The task:
Extract each line where the string "coze" shows up.

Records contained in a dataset
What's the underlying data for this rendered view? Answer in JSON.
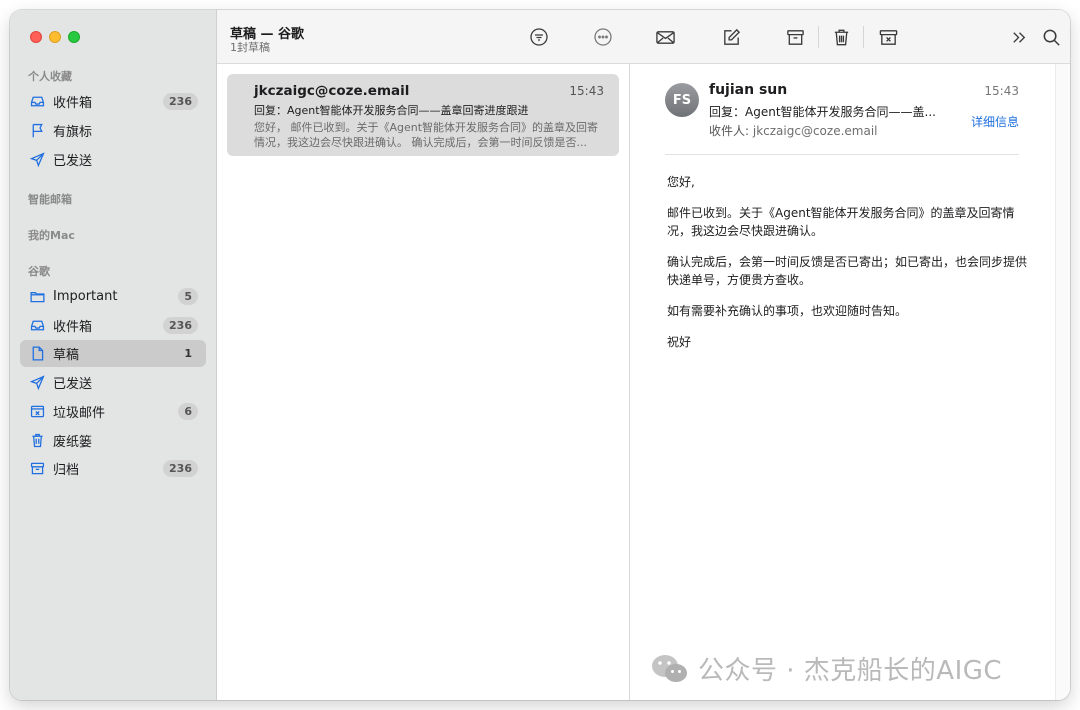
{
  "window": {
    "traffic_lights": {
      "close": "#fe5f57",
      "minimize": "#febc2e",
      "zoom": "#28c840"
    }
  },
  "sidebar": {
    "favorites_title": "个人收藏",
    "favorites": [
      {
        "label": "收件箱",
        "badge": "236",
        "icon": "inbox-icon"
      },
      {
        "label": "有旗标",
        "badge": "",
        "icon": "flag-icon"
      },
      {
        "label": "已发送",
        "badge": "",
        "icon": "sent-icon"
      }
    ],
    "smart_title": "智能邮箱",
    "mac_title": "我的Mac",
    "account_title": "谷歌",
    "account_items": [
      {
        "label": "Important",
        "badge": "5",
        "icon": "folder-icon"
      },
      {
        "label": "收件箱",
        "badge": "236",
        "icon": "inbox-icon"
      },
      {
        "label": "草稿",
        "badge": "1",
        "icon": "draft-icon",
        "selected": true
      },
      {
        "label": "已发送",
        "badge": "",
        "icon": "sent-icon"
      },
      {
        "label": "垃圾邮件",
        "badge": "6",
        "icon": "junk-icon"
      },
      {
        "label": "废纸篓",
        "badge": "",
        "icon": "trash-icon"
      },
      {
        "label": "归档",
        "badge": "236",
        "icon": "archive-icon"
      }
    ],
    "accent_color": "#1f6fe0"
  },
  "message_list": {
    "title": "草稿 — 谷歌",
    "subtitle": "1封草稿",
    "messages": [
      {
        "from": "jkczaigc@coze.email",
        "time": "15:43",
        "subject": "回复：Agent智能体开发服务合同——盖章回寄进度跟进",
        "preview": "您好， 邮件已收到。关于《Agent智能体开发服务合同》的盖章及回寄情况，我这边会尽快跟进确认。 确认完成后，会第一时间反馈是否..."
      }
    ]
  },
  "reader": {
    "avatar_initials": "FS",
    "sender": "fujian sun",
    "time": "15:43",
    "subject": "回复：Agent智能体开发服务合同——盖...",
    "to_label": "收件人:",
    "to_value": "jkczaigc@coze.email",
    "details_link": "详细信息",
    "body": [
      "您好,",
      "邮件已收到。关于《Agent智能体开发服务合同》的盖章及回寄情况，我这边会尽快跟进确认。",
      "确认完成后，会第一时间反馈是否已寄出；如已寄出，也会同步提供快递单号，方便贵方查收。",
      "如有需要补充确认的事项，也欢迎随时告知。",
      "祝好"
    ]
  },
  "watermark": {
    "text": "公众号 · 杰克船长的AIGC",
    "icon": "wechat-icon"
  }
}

---

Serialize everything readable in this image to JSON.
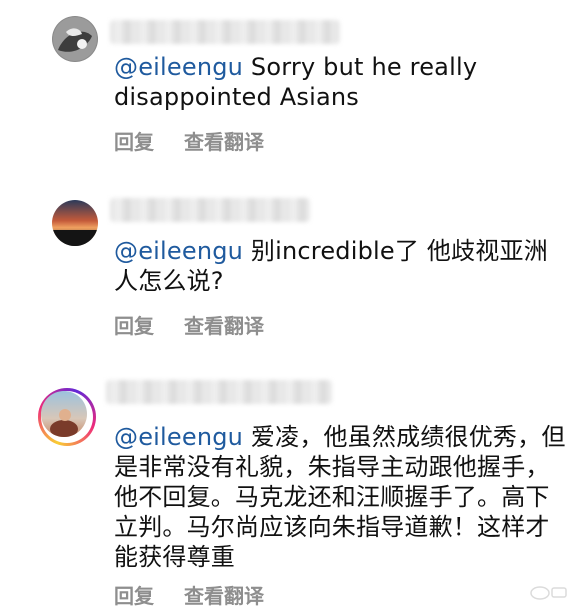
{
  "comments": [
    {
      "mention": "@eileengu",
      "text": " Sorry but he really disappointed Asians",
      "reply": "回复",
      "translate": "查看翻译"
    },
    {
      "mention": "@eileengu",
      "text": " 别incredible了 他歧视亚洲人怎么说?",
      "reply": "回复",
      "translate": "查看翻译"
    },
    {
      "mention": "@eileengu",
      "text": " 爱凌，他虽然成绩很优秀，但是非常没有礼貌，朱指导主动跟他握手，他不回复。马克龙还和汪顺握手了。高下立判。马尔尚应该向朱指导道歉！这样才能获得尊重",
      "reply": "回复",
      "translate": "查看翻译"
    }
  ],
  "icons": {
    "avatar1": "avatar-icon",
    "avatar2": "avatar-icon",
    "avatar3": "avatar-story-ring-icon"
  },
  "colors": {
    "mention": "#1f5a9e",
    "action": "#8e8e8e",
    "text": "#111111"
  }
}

...

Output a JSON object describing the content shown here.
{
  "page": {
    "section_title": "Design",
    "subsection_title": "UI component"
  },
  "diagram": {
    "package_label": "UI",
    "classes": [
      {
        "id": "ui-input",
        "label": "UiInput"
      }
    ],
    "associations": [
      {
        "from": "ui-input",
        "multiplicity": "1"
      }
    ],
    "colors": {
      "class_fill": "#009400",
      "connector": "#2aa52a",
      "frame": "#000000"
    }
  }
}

Final result:
        "from": "jkczaigc@coze.email",
    "to_value": "jkczaigc@coze.email",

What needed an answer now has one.